§ **AUSZUG**

Hinweis auf Stammrechtssatz
GRS wie 1086/77 E RS 1
Normen
AVG §56;
AVG §66 Abs4;
AVG §68 Abs1;
VwGG §34 Abs1;
VwGG §42 Abs1;
VwGG §42 Abs2 Z1;
VwRallg;
RS 4
Hat die Beh in einem neuerlichen Abspruch in derselben Sache bloß die vorangegangene (vom Bf nicht bekämpfte und daher ihm gegenüber rechtskräftige) Entscheidung wiederholt, so wurde dieser durch diese inhaltliche Rechtswidrigkeit in seinen Rechten nicht verletzt (Hinweis E , 87/08/0040) (hier:

zweimaliger Abspruch über das Bestehen von Sozialversicherungspflicht für denselben Zeitraum).

§ **AUFGABENSTELLUNG**
1. Worüber wurde laut Auszug zweimal abgesprochen?
2. Ersetze in der Auflistung, beginnend mit der Zeile, die "chevron-down-icon xyxy=(155,153,167,165)" enthält, und endend mit der Zeile, die "page-title: Growth xyxy=(227,45,304,70)" enthält, jedes "sidebar-item-label" durch "menu-item-label". Gib nur diese Zeilen wieder, ansonsten unverändert.

(Annotierte Elementeinträge)
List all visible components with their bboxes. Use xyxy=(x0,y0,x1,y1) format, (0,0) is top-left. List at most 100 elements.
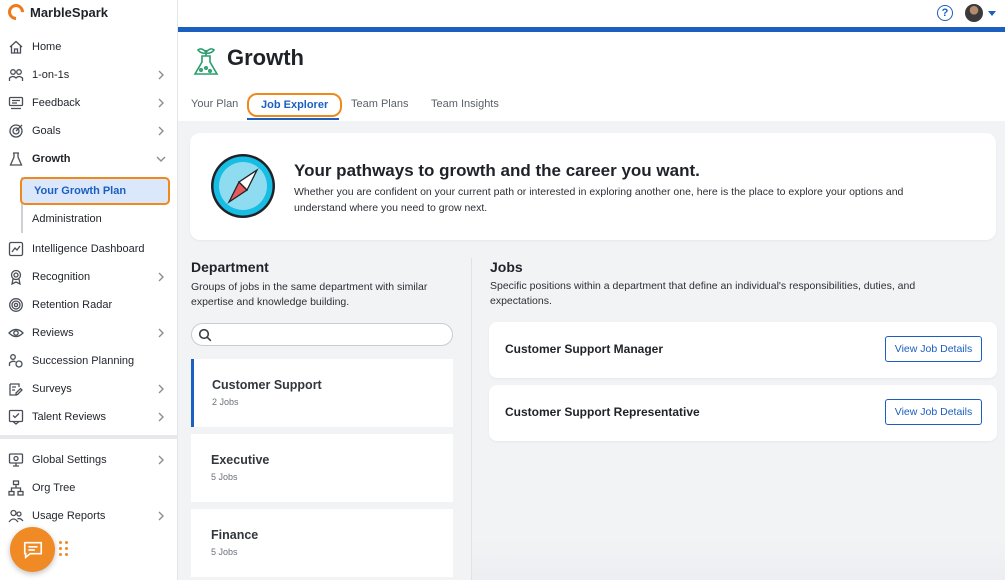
chevron-down-icon xyxy=(155,153,167,165)
sidebar-item-label: Feedback xyxy=(32,97,81,109)
sidebar-item-talent-reviews[interactable]: Talent Reviews xyxy=(0,403,178,431)
sidebar-item-label: Usage Reports xyxy=(32,510,106,522)
department-job-count: 5 Jobs xyxy=(211,547,238,557)
sidebar-item-label: Org Tree xyxy=(32,482,76,494)
avatar[interactable] xyxy=(965,4,983,22)
view-job-details-button[interactable]: View Job Details xyxy=(885,399,982,425)
feedback-icon xyxy=(7,94,25,112)
sidebar-item-label: Global Settings xyxy=(32,454,107,466)
sidebar-item-global-settings[interactable]: Global Settings xyxy=(0,446,178,474)
sidebar-item-home[interactable]: Home xyxy=(0,33,178,61)
bottom-fade xyxy=(472,540,1005,580)
sidebar-item-label: Retention Radar xyxy=(32,299,113,311)
sidebar-item-succession-planning[interactable]: Succession Planning xyxy=(0,347,178,375)
department-job-count: 2 Jobs xyxy=(212,397,239,407)
target-icon xyxy=(7,122,25,140)
department-job-count: 5 Jobs xyxy=(211,472,238,482)
sidebar-subitem-your-growth-plan[interactable]: Your Growth Plan xyxy=(20,177,170,205)
chevron-right-icon xyxy=(155,271,167,283)
department-card-finance[interactable]: Finance 5 Jobs xyxy=(191,509,453,577)
sidebar-divider xyxy=(0,435,178,439)
sidebar-item-label: Succession Planning xyxy=(32,355,135,367)
chat-button[interactable] xyxy=(10,527,55,572)
sidebar: MarbleSpark Home 1-on-1s Feedback Goals … xyxy=(0,0,178,580)
sidebar-item-usage-reports[interactable]: Usage Reports xyxy=(0,502,178,530)
sidebar-item-surveys[interactable]: Surveys xyxy=(0,375,178,403)
eye-icon xyxy=(7,324,25,342)
sidebar-item-goals[interactable]: Goals xyxy=(0,117,178,145)
tab-team-plans[interactable]: Team Plans xyxy=(351,98,408,110)
growth-flask-icon xyxy=(190,45,222,77)
tab-bar: Your Plan Job Explorer Team Plans Team I… xyxy=(178,92,1005,121)
tab-your-plan[interactable]: Your Plan xyxy=(191,98,238,110)
usage-icon xyxy=(7,507,25,525)
sidebar-item-retention-radar[interactable]: Retention Radar xyxy=(0,291,178,319)
page-title: Growth xyxy=(227,45,304,70)
chevron-right-icon xyxy=(155,97,167,109)
chevron-right-icon xyxy=(155,69,167,81)
chevron-right-icon xyxy=(155,454,167,466)
sidebar-item-label: Goals xyxy=(32,125,61,137)
department-description: Groups of jobs in the same department wi… xyxy=(191,281,428,308)
department-name: Customer Support xyxy=(212,378,322,392)
survey-icon xyxy=(7,380,25,398)
tab-job-explorer[interactable]: Job Explorer xyxy=(247,93,343,117)
home-icon xyxy=(7,38,25,56)
compass-icon xyxy=(209,152,277,220)
radar-icon xyxy=(7,296,25,314)
search-input[interactable] xyxy=(216,326,446,344)
search-icon xyxy=(198,328,212,342)
chevron-right-icon xyxy=(155,383,167,395)
award-icon xyxy=(7,268,25,286)
sidebar-item-label: Intelligence Dashboard xyxy=(32,243,145,255)
chevron-right-icon xyxy=(155,125,167,137)
chat-icon xyxy=(23,541,42,559)
view-job-details-button[interactable]: View Job Details xyxy=(885,336,982,362)
sidebar-item-intelligence-dashboard[interactable]: Intelligence Dashboard xyxy=(0,235,178,263)
department-name: Executive xyxy=(211,453,270,467)
sidebar-item-label: Recognition xyxy=(32,271,91,283)
succession-icon xyxy=(7,352,25,370)
sidebar-subitem-administration[interactable]: Administration xyxy=(20,205,170,233)
sidebar-item-1-on-1s[interactable]: 1-on-1s xyxy=(0,61,178,89)
marblespark-logo-icon xyxy=(4,0,28,24)
job-title: Customer Support Representative xyxy=(505,405,700,419)
sidebar-item-growth[interactable]: Growth xyxy=(0,145,178,173)
hero-text: Whether you are confident on your curren… xyxy=(294,186,904,214)
department-title: Department xyxy=(191,259,269,275)
sidebar-item-label: Home xyxy=(32,41,62,53)
growth-icon xyxy=(7,150,25,168)
brand-name: MarbleSpark xyxy=(30,4,109,20)
help-icon[interactable]: ? xyxy=(937,5,953,21)
department-search xyxy=(191,323,453,346)
department-card-customer-support[interactable]: Customer Support 2 Jobs xyxy=(191,359,453,427)
jobs-title: Jobs xyxy=(490,259,523,275)
sidebar-subitem-label: Your Growth Plan xyxy=(34,185,127,197)
sidebar-subitem-label: Administration xyxy=(32,213,102,225)
active-tab-underline xyxy=(247,118,339,120)
hero-card: Your pathways to growth and the career y… xyxy=(190,133,996,240)
job-title: Customer Support Manager xyxy=(505,342,664,356)
caret-down-icon[interactable] xyxy=(988,11,996,16)
sidebar-item-org-tree[interactable]: Org Tree xyxy=(0,474,178,502)
talent-icon xyxy=(7,408,25,426)
chevron-right-icon xyxy=(155,327,167,339)
drag-handle-icon[interactable] xyxy=(59,541,69,557)
sidebar-item-label: Reviews xyxy=(32,327,74,339)
people-icon xyxy=(7,66,25,84)
org-tree-icon xyxy=(7,479,25,497)
chevron-right-icon xyxy=(155,510,167,522)
department-card-executive[interactable]: Executive 5 Jobs xyxy=(191,434,453,502)
hero-title: Your pathways to growth and the career y… xyxy=(294,161,700,180)
sidebar-item-feedback[interactable]: Feedback xyxy=(0,89,178,117)
job-card-customer-support-manager: Customer Support Manager View Job Detail… xyxy=(489,322,997,378)
tab-team-insights[interactable]: Team Insights xyxy=(431,98,499,110)
sidebar-item-reviews[interactable]: Reviews xyxy=(0,319,178,347)
sidebar-item-recognition[interactable]: Recognition xyxy=(0,263,178,291)
top-bar: ? xyxy=(178,0,1005,27)
sidebar-item-label: Talent Reviews xyxy=(32,411,106,423)
job-card-customer-support-representative: Customer Support Representative View Job… xyxy=(489,385,997,441)
brand[interactable]: MarbleSpark xyxy=(0,0,177,24)
sidebar-item-label: Growth xyxy=(32,153,71,165)
chevron-right-icon xyxy=(155,411,167,423)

§ **ERGEBNISSE**
1. Über das Bestehen von Sozialversicherungspflicht für denselben Zeitraum.

2.
chevron-down-icon xyxy=(155,153,167,165)
menu-item-label: Feedback xyxy=(32,97,81,109)
sidebar-item-talent-reviews[interactable]: Talent Reviews xyxy=(0,403,178,431)
menu-item-label: Usage Reports xyxy=(32,510,106,522)
department-job-count: 5 Jobs xyxy=(211,547,238,557)
menu-item-label: Org Tree xyxy=(32,482,76,494)
avatar[interactable] xyxy=(965,4,983,22)
view-job-details-button[interactable]: View Job Details xyxy=(885,399,982,425)
feedback-icon xyxy=(7,94,25,112)
menu-item-label: Global Settings xyxy=(32,454,107,466)
sidebar-item-global-settings[interactable]: Global Settings xyxy=(0,446,178,474)
sidebar-item-home[interactable]: Home xyxy=(0,33,178,61)
bottom-fade xyxy=(472,540,1005,580)
menu-item-label: Retention Radar xyxy=(32,299,113,311)
sidebar-item-succession-planning[interactable]: Succession Planning xyxy=(0,347,178,375)
department-job-count: 2 Jobs xyxy=(212,397,239,407)
target-icon xyxy=(7,122,25,140)
department-job-count: 5 Jobs xyxy=(211,472,238,482)
sidebar-subitem-your-growth-plan[interactable]: Your Growth Plan xyxy=(20,177,170,205)
chevron-right-icon xyxy=(155,271,167,283)
department-card-finance[interactable]: Finance 5 Jobs xyxy=(191,509,453,577)
sidebar-divider xyxy=(0,435,178,439)
menu-item-label: Succession Planning xyxy=(32,355,135,367)
chat-button[interactable] xyxy=(10,527,55,572)
sidebar: MarbleSpark Home 1-on-1s Feedback Goals … xyxy=(0,0,178,580)
sidebar-item-usage-reports[interactable]: Usage Reports xyxy=(0,502,178,530)
sidebar-item-surveys[interactable]: Surveys xyxy=(0,375,178,403)
eye-icon xyxy=(7,324,25,342)
sidebar-item-goals[interactable]: Goals xyxy=(0,117,178,145)
tab-team-plans[interactable]: Team Plans xyxy=(351,98,408,110)
growth-flask-icon xyxy=(190,45,222,77)
tab-bar: Your Plan Job Explorer Team Plans Team I… xyxy=(178,92,1005,121)
tab-your-plan[interactable]: Your Plan xyxy=(191,98,238,110)
usage-icon xyxy=(7,507,25,525)
sidebar-item-retention-radar[interactable]: Retention Radar xyxy=(0,291,178,319)
page-title: Growth xyxy=(227,45,304,70)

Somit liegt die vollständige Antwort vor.